▶ [Set problem]
Would you transcribe the whole listing exactly, minus its pictures?

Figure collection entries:
· · · · ·

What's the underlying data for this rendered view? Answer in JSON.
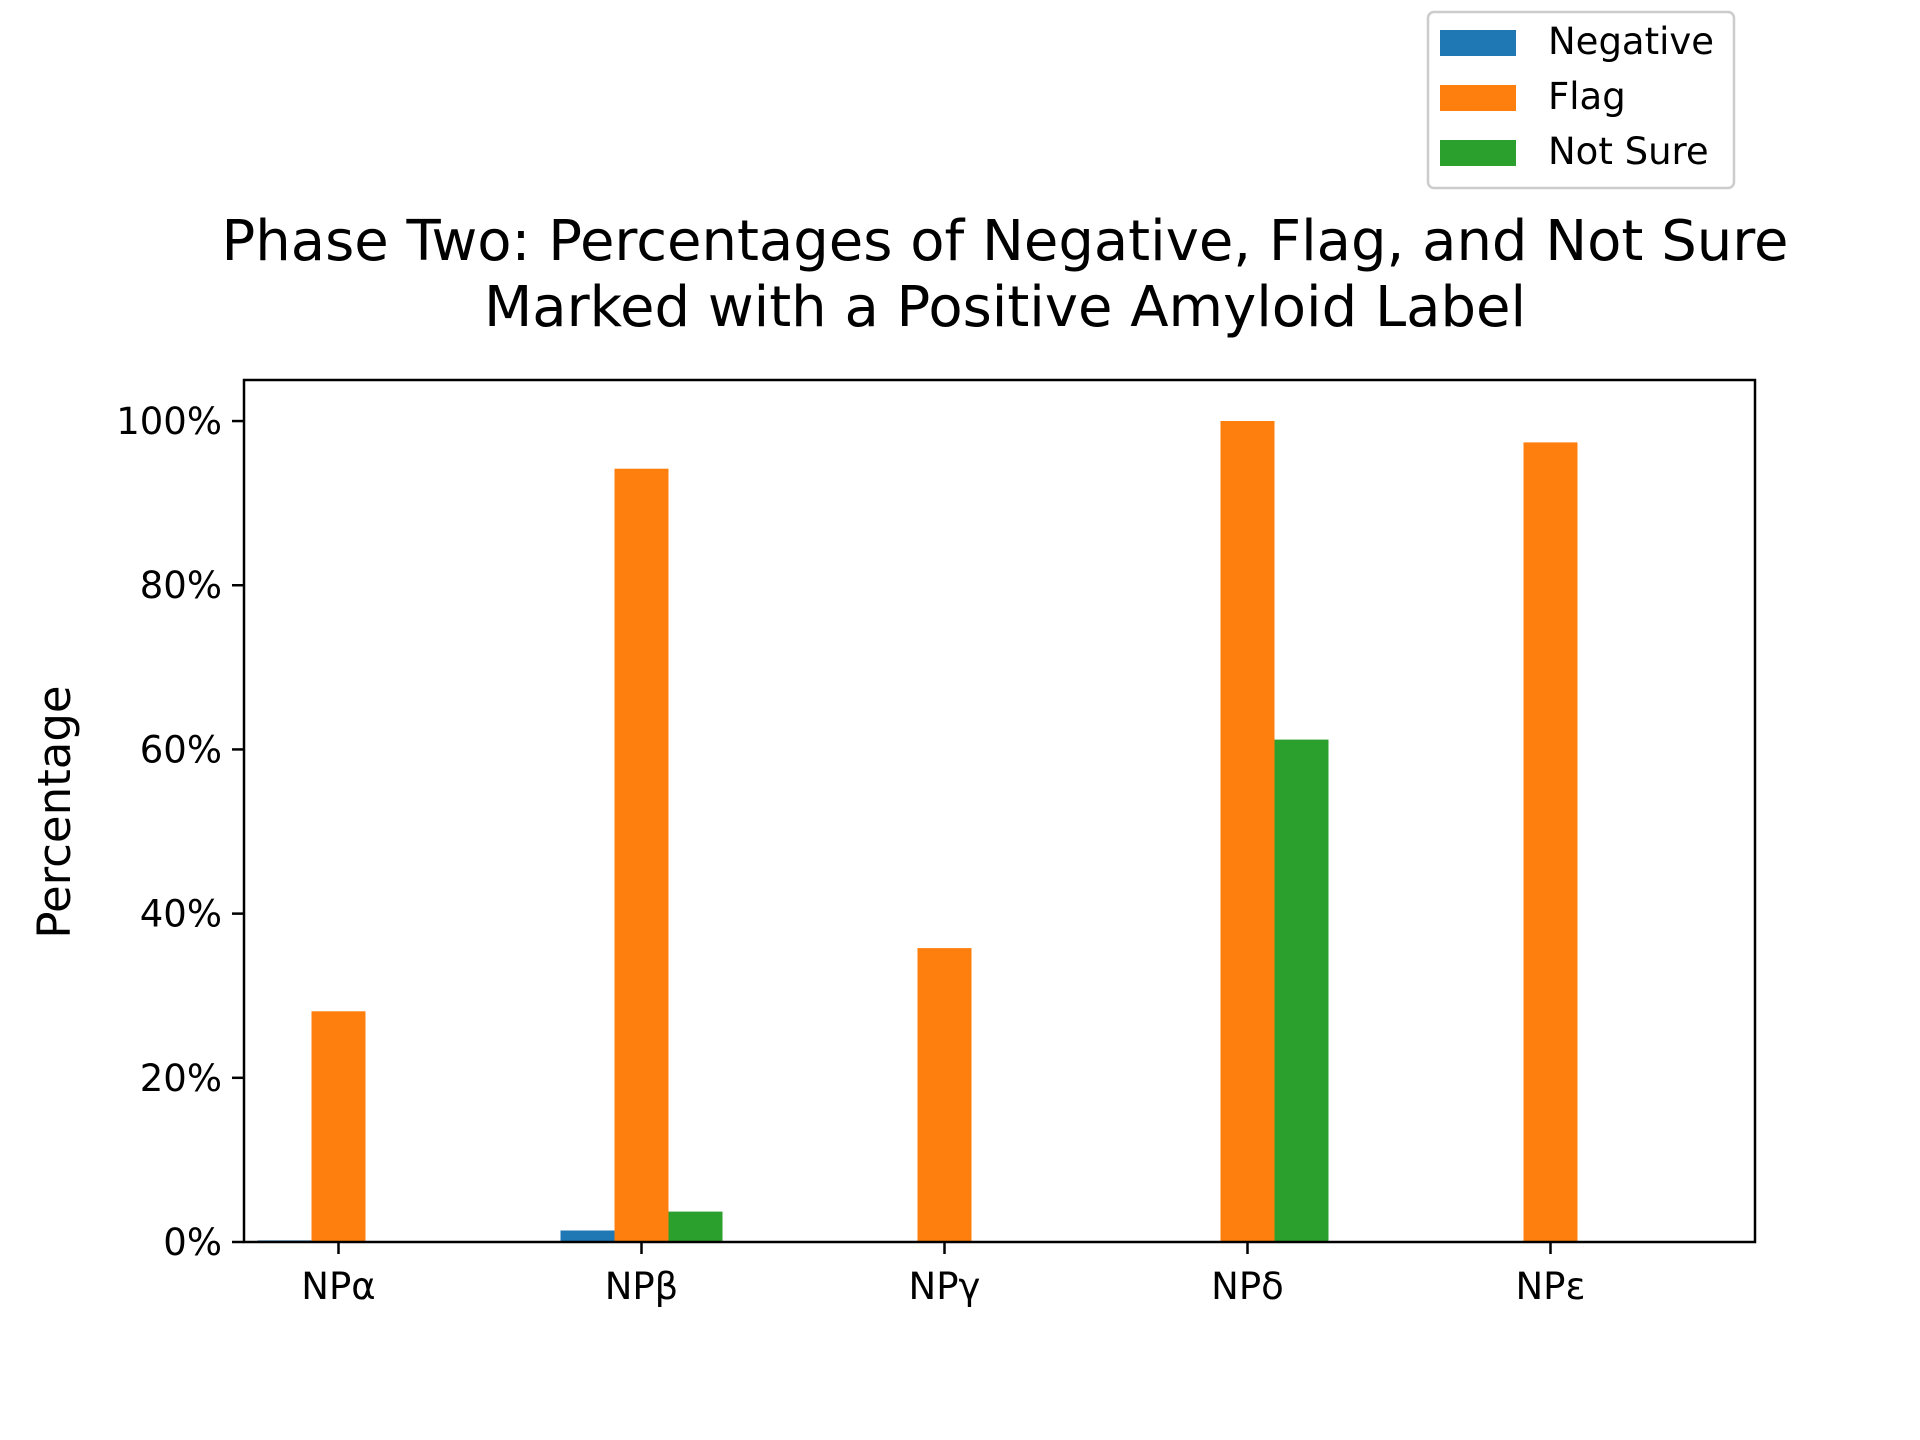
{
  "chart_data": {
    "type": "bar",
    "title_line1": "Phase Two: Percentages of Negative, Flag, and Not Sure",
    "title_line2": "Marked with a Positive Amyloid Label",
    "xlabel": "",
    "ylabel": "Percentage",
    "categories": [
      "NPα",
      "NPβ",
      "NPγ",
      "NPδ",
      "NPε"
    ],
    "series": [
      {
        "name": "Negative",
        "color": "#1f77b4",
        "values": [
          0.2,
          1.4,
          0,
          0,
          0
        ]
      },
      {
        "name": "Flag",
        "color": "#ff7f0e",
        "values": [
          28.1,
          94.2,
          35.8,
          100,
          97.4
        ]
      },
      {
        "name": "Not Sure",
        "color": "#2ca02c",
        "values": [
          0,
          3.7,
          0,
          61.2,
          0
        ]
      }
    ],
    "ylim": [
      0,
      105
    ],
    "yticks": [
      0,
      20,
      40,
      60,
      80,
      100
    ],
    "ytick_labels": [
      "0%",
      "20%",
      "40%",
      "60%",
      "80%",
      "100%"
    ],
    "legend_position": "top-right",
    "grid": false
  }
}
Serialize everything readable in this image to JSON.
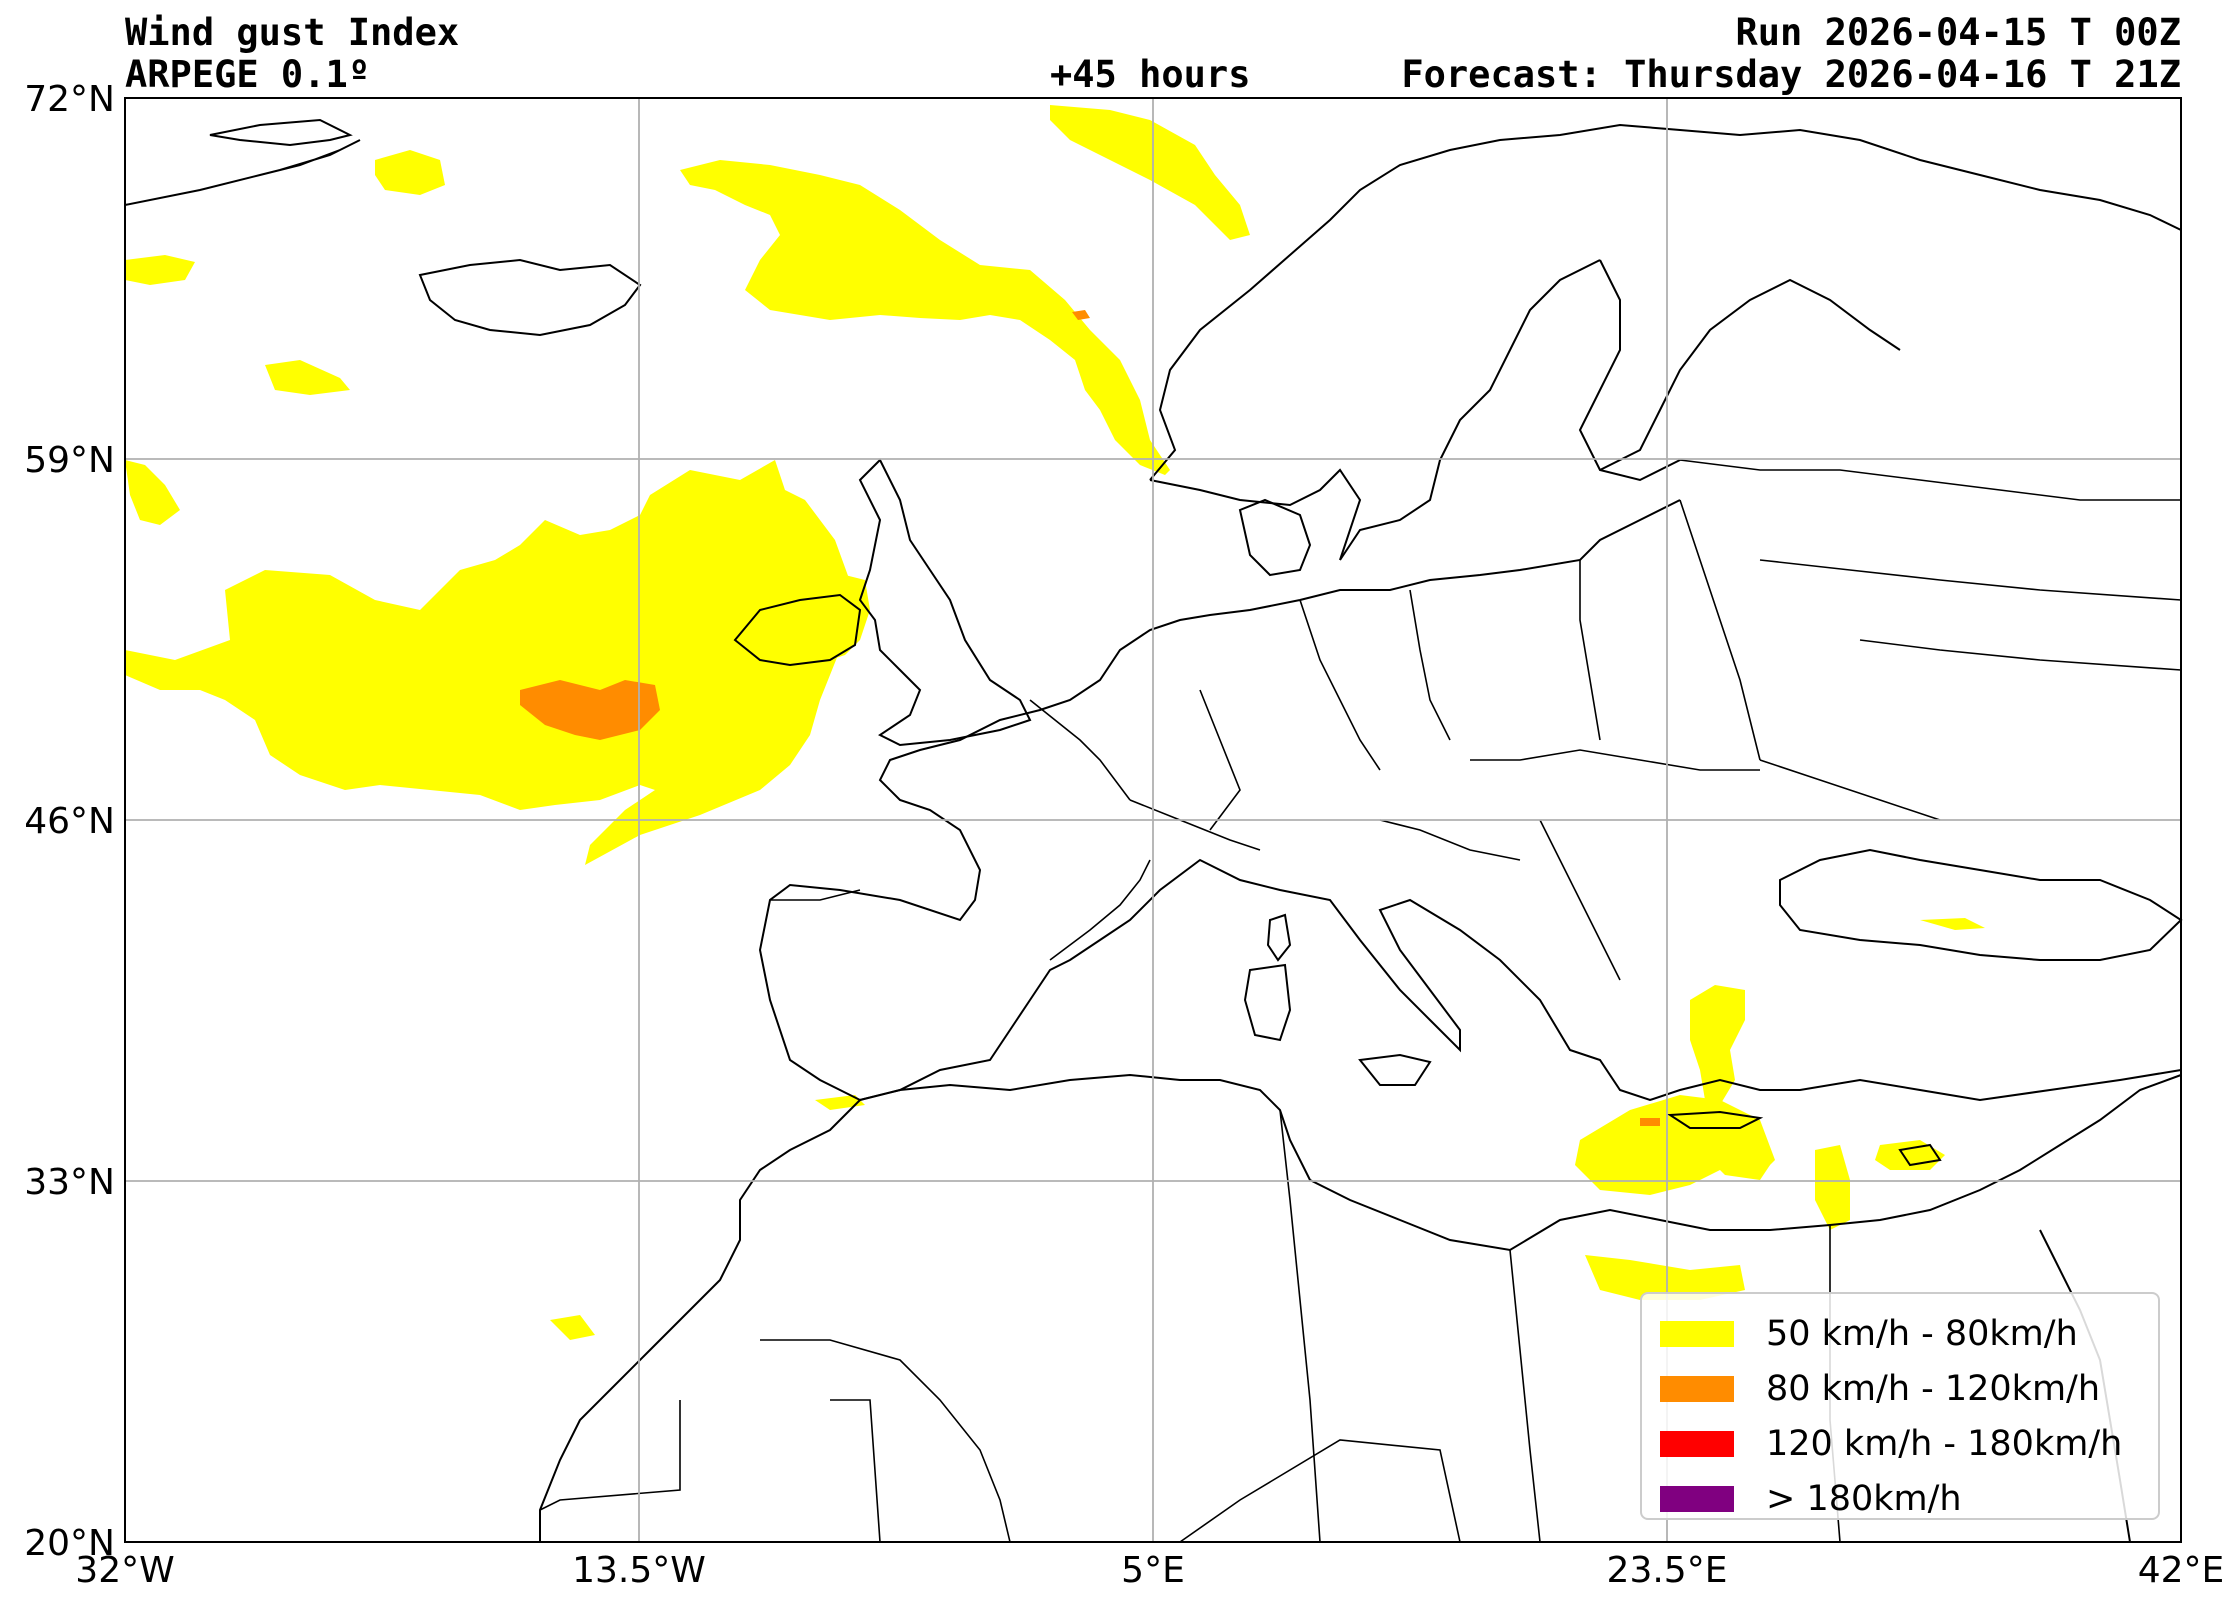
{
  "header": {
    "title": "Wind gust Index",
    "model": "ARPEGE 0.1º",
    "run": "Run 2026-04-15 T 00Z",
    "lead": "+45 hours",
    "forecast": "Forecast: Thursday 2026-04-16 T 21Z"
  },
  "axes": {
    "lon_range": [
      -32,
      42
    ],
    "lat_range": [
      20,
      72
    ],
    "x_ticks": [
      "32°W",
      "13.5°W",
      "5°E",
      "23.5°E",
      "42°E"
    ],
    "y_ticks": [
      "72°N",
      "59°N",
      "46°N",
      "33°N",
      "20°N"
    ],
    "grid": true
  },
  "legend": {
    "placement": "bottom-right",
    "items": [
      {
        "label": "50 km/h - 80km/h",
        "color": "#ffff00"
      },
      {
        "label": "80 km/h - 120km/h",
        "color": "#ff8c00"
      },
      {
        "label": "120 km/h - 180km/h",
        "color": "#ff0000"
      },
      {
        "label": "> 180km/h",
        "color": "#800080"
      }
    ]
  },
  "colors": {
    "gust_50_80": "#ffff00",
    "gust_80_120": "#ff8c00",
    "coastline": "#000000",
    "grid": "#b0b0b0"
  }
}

· · · · ·

▶ [Worked solution]
What's the underlying data for this rendered view? Answer in JSON.
{
  "chart_data": {
    "type": "bar",
    "title_line1": "Phase Two: Percentages of Negative, Flag, and Not Sure",
    "title_line2": "Marked with a Positive Amyloid Label",
    "xlabel": "",
    "ylabel": "Percentage",
    "categories": [
      "NPα",
      "NPβ",
      "NPγ",
      "NPδ",
      "NPε"
    ],
    "series": [
      {
        "name": "Negative",
        "color": "#1f77b4",
        "values": [
          0.2,
          1.4,
          0,
          0,
          0
        ]
      },
      {
        "name": "Flag",
        "color": "#ff7f0e",
        "values": [
          28.1,
          94.2,
          35.8,
          100,
          97.4
        ]
      },
      {
        "name": "Not Sure",
        "color": "#2ca02c",
        "values": [
          0,
          3.7,
          0,
          61.2,
          0
        ]
      }
    ],
    "ylim": [
      0,
      105
    ],
    "yticks": [
      0,
      20,
      40,
      60,
      80,
      100
    ],
    "ytick_labels": [
      "0%",
      "20%",
      "40%",
      "60%",
      "80%",
      "100%"
    ],
    "legend_position": "top-right",
    "grid": false
  }
}
Serialize everything readable in this image to JSON.
{
  "header": {
    "title": "Wind gust Index",
    "model": "ARPEGE 0.1º",
    "run": "Run 2026-04-15 T 00Z",
    "lead": "+45 hours",
    "forecast": "Forecast: Thursday 2026-04-16 T 21Z"
  },
  "axes": {
    "lon_range": [
      -32,
      42
    ],
    "lat_range": [
      20,
      72
    ],
    "x_ticks": [
      "32°W",
      "13.5°W",
      "5°E",
      "23.5°E",
      "42°E"
    ],
    "y_ticks": [
      "72°N",
      "59°N",
      "46°N",
      "33°N",
      "20°N"
    ],
    "grid": true
  },
  "legend": {
    "placement": "bottom-right",
    "items": [
      {
        "label": "50 km/h - 80km/h",
        "color": "#ffff00"
      },
      {
        "label": "80 km/h - 120km/h",
        "color": "#ff8c00"
      },
      {
        "label": "120 km/h - 180km/h",
        "color": "#ff0000"
      },
      {
        "label": "> 180km/h",
        "color": "#800080"
      }
    ]
  },
  "colors": {
    "gust_50_80": "#ffff00",
    "gust_80_120": "#ff8c00",
    "coastline": "#000000",
    "grid": "#b0b0b0"
  }
}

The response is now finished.